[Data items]
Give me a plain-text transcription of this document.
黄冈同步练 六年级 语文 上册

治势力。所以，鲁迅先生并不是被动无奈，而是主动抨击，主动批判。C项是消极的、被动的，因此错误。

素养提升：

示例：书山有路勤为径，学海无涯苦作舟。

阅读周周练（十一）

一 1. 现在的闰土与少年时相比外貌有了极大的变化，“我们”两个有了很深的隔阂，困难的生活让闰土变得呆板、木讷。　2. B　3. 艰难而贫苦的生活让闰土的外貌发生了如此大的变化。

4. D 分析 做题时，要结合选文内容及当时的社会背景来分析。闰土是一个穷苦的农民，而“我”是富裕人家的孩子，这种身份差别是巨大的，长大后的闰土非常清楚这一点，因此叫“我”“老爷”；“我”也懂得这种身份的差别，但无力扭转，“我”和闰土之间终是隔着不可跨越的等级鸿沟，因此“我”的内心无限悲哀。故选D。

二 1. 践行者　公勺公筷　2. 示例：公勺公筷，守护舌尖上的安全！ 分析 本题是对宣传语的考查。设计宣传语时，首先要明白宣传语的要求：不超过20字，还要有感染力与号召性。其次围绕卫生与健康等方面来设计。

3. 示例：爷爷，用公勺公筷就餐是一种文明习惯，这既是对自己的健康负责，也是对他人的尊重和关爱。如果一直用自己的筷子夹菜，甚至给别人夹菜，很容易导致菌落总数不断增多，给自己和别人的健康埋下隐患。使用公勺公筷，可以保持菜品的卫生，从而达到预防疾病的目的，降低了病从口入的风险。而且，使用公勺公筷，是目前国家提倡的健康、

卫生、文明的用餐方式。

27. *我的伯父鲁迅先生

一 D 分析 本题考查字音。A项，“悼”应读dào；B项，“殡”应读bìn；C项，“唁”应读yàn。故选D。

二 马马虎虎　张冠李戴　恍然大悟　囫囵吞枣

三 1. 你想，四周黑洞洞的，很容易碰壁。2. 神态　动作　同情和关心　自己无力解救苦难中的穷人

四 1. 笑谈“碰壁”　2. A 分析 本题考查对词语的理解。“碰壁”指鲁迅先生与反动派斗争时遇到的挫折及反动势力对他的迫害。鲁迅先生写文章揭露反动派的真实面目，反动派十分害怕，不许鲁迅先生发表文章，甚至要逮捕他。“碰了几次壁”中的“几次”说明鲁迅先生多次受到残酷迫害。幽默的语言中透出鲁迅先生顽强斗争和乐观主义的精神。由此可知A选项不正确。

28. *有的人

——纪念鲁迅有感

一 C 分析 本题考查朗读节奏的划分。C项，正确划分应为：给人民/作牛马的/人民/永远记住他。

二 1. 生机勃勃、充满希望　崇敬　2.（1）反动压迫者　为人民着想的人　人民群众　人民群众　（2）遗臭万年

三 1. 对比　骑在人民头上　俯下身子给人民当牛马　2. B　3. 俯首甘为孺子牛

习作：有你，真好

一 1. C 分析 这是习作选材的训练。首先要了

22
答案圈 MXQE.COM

- _YOUR TASK_:
Nothing should be left out: return all of the records exactly.

- _EXPECTED OUTPUT_:
Give me a plain-text transcription of this document.
黄冈同步练 六年级 语文 上册

治势力。所以，鲁迅先生并不是被动无奈，而是主动抨击，主动批判。C项是消极的、被动的，因此错误。

素养提升：

示例：书山有路勤为径，学海无涯苦作舟。

阅读周周练（十一）

一 1. 现在的闰土与少年时相比外貌有了极大的变化，“我们”两个有了很深的隔阂，困难的生活让闰土变得呆板、木讷。　2. B　3. 艰难而贫苦的生活让闰土的外貌发生了如此大的变化。

4. D 分析 做题时，要结合选文内容及当时的社会背景来分析。闰土是一个穷苦的农民，而“我”是富裕人家的孩子，这种身份差别是巨大的，长大后的闰土非常清楚这一点，因此叫“我”“老爷”；“我”也懂得这种身份的差别，但无力扭转，“我”和闰土之间终是隔着不可跨越的等级鸿沟，因此“我”的内心无限悲哀。故选D。

二 1. 践行者　公勺公筷　2. 示例：公勺公筷，守护舌尖上的安全！ 分析 本题是对宣传语的考查。设计宣传语时，首先要明白宣传语的要求：不超过20字，还要有感染力与号召性。其次围绕卫生与健康等方面来设计。

3. 示例：爷爷，用公勺公筷就餐是一种文明习惯，这既是对自己的健康负责，也是对他人的尊重和关爱。如果一直用自己的筷子夹菜，甚至给别人夹菜，很容易导致菌落总数不断增多，给自己和别人的健康埋下隐患。使用公勺公筷，可以保持菜品的卫生，从而达到预防疾病的目的，降低了病从口入的风险。而且，使用公勺公筷，是目前国家提倡的健康、

卫生、文明的用餐方式。

27. *我的伯父鲁迅先生

一 D 分析 本题考查字音。A项，“悼”应读dào；B项，“殡”应读bìn；C项，“唁”应读yàn。故选D。

二 马马虎虎　张冠李戴　恍然大悟　囫囵吞枣

三 1. 你想，四周黑洞洞的，很容易碰壁。2. 神态　动作　同情和关心　自己无力解救苦难中的穷人

四 1. 笑谈“碰壁”　2. A 分析 本题考查对词语的理解。“碰壁”指鲁迅先生与反动派斗争时遇到的挫折及反动势力对他的迫害。鲁迅先生写文章揭露反动派的真实面目，反动派十分害怕，不许鲁迅先生发表文章，甚至要逮捕他。“碰了几次壁”中的“几次”说明鲁迅先生多次受到残酷迫害。幽默的语言中透出鲁迅先生顽强斗争和乐观主义的精神。由此可知A选项不正确。

28. *有的人

——纪念鲁迅有感

一 C 分析 本题考查朗读节奏的划分。C项，正确划分应为：给人民/作牛马的/人民/永远记住他。

二 1. 生机勃勃、充满希望　崇敬　2.（1）反动压迫者　为人民着想的人　人民群众　人民群众　（2）遗臭万年

三 1. 对比　骑在人民头上　俯下身子给人民当牛马　2. B　3. 俯首甘为孺子牛

习作：有你，真好

一 1. C 分析 这是习作选材的训练。首先要了

22
答案圈 MXQE.COM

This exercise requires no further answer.